-- START OF Material for this exercise --
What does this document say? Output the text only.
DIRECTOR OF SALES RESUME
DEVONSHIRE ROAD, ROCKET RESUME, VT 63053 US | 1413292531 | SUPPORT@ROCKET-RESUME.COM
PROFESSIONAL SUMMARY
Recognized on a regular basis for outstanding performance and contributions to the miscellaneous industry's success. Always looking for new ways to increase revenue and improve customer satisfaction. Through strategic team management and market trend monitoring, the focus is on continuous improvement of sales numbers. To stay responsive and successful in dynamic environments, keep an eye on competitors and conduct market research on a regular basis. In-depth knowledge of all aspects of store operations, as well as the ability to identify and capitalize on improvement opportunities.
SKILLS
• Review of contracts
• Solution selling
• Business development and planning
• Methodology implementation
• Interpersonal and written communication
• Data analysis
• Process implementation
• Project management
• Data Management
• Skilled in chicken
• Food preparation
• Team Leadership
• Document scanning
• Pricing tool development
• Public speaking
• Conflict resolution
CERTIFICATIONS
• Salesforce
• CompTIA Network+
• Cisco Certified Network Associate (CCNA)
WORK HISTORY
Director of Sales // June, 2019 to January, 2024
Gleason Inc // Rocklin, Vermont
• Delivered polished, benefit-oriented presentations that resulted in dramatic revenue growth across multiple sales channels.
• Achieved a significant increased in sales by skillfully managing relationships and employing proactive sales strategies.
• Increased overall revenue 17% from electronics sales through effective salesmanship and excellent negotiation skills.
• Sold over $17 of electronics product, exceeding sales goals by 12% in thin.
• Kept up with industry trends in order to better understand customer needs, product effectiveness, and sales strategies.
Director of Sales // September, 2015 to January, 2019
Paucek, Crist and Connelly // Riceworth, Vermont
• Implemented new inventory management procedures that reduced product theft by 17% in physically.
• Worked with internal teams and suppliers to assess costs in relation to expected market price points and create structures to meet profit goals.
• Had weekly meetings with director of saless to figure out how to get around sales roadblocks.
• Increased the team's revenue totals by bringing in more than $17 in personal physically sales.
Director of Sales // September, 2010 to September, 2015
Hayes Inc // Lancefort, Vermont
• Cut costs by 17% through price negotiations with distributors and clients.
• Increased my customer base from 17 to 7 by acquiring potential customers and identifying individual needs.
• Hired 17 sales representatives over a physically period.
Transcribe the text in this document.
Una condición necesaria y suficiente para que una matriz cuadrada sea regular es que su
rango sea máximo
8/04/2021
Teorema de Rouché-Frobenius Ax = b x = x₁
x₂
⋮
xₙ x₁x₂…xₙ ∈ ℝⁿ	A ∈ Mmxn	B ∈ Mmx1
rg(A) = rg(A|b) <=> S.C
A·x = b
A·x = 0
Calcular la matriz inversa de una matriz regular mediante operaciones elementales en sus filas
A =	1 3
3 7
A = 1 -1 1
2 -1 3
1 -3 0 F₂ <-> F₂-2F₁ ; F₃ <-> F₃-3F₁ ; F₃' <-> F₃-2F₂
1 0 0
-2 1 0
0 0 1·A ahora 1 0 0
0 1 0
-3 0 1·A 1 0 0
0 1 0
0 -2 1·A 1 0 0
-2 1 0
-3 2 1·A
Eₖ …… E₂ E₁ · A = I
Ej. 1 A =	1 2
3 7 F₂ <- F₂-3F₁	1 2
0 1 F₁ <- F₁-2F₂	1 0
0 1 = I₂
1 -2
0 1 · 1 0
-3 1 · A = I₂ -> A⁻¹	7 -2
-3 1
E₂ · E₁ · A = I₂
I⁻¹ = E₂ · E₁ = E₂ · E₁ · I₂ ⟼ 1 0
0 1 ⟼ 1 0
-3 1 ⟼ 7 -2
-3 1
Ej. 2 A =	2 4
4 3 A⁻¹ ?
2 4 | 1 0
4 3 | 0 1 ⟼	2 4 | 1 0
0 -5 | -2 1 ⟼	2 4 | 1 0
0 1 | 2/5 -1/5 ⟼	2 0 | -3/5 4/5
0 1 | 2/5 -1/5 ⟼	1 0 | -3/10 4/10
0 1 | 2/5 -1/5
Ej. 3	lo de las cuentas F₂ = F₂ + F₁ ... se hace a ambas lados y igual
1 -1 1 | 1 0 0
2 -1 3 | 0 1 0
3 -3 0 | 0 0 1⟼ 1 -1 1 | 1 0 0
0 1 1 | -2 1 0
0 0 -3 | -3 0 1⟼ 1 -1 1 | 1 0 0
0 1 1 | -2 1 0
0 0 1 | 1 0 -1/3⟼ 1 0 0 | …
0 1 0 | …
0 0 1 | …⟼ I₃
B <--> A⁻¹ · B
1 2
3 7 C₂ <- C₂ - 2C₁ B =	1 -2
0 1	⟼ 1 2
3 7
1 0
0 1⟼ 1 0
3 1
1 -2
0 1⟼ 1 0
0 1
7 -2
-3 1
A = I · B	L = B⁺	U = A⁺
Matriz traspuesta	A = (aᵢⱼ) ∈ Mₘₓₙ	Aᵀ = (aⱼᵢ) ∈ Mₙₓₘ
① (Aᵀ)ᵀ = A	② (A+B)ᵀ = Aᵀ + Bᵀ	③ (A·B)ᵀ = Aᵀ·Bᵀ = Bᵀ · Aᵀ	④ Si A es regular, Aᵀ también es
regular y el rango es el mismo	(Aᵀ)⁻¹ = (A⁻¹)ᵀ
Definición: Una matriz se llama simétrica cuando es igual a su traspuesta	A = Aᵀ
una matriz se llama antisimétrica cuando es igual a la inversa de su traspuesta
-- END OF Material for this exercise --
▶ **Task description**: Lines of the material that contain the word "product" are to be gathered.

▶ **Completed exercise**:
• Sold over $17 of electronics product, exceeding sales goals by 12% in thin.
• Kept up with industry trends in order to better understand customer needs, product effectiveness, and sales strategies.
• Implemented new inventory management procedures that reduced product theft by 17% in physically.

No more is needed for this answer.